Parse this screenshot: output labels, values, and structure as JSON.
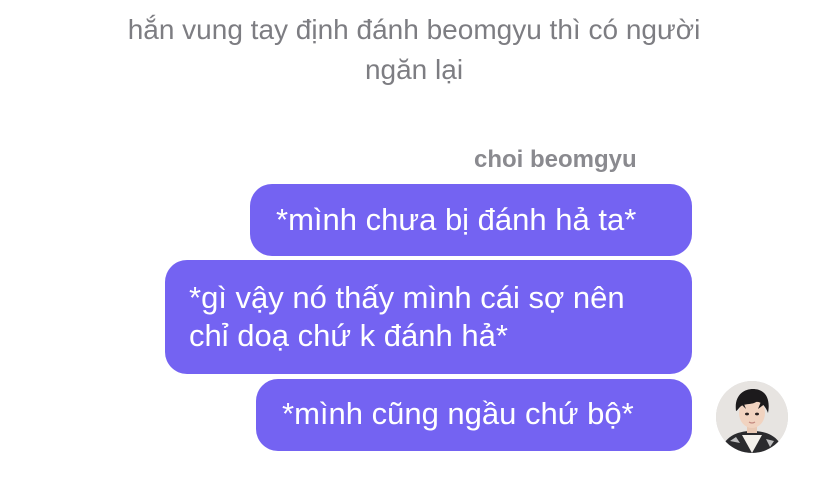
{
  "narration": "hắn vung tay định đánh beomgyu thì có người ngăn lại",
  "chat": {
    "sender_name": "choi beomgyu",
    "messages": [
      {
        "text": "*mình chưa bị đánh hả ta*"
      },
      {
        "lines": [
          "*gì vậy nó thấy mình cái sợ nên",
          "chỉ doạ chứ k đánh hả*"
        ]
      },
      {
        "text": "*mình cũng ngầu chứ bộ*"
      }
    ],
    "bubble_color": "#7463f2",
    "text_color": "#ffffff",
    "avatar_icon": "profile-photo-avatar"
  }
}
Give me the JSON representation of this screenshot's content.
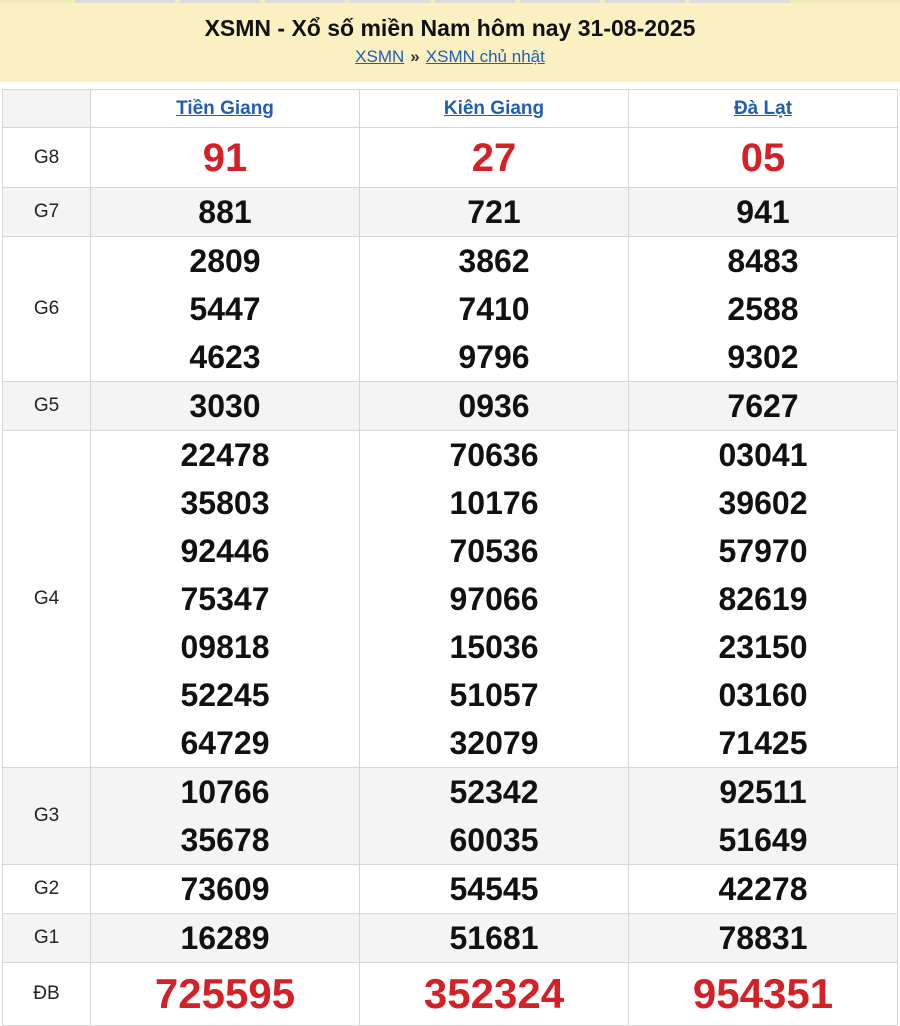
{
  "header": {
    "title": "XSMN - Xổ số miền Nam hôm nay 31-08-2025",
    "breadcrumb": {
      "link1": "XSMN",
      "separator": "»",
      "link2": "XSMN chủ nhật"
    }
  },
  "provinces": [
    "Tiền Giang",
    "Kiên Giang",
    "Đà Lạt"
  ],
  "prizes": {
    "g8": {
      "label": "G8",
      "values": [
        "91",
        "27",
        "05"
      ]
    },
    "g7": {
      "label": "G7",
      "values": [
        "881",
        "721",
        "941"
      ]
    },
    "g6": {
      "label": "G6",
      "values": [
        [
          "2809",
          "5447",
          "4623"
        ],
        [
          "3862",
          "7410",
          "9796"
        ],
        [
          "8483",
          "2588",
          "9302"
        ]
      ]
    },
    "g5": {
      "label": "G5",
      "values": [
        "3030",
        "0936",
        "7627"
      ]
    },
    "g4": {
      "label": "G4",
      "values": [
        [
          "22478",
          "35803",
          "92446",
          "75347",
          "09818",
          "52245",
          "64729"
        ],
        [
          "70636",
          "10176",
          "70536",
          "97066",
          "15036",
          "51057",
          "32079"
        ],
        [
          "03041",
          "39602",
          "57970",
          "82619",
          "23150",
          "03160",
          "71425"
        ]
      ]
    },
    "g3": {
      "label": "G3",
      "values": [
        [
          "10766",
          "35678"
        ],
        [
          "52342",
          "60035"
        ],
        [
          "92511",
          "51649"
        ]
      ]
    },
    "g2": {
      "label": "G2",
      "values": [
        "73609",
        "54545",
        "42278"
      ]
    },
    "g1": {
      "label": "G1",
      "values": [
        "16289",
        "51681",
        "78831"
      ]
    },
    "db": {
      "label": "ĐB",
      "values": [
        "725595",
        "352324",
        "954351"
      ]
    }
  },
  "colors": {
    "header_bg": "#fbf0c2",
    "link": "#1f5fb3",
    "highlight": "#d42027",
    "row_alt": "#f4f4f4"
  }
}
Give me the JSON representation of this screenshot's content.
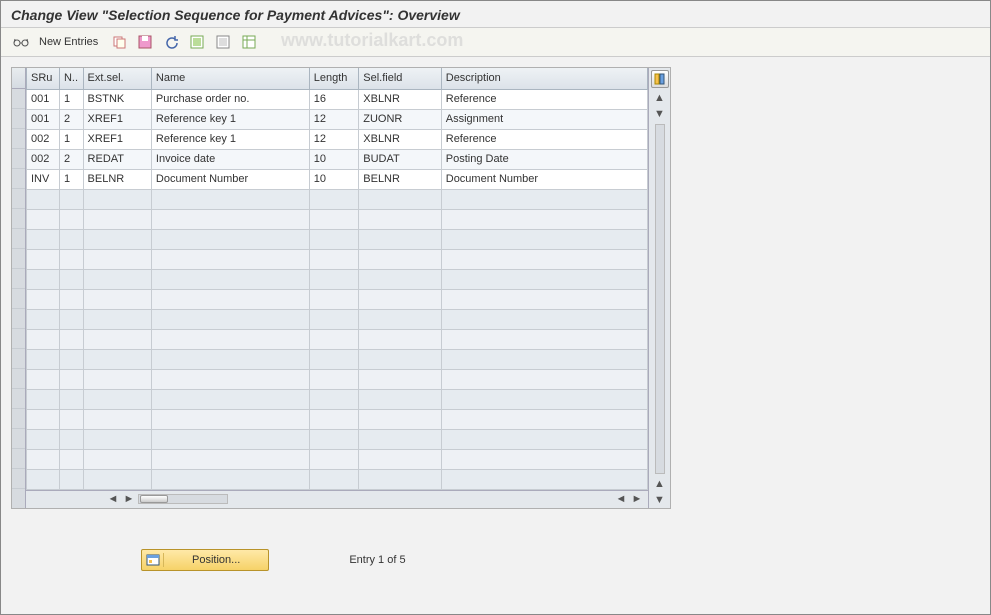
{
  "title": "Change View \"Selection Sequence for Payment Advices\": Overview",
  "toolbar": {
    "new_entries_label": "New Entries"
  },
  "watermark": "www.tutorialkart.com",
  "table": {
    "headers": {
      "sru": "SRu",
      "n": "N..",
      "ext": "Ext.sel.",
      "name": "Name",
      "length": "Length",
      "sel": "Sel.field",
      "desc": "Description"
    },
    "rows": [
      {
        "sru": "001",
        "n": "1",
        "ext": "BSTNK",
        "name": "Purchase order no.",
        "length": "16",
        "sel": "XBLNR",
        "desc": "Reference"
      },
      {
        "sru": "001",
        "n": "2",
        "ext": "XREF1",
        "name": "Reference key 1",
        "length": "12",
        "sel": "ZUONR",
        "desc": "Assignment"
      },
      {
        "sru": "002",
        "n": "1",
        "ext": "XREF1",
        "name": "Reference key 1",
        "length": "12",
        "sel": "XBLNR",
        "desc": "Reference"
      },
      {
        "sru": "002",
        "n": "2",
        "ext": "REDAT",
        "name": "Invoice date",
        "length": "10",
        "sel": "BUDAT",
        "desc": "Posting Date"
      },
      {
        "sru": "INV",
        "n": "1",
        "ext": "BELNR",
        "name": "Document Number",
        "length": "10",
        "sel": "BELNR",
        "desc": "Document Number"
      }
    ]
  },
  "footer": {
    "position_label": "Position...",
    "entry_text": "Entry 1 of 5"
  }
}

+++++

• [Task] Consider the entries above and return each line with the string "beomgyu".

• [Response to this exercise]
  "narration": "hắn vung tay định đánh beomgyu thì có người ngăn lại",
    "sender_name": "choi beomgyu",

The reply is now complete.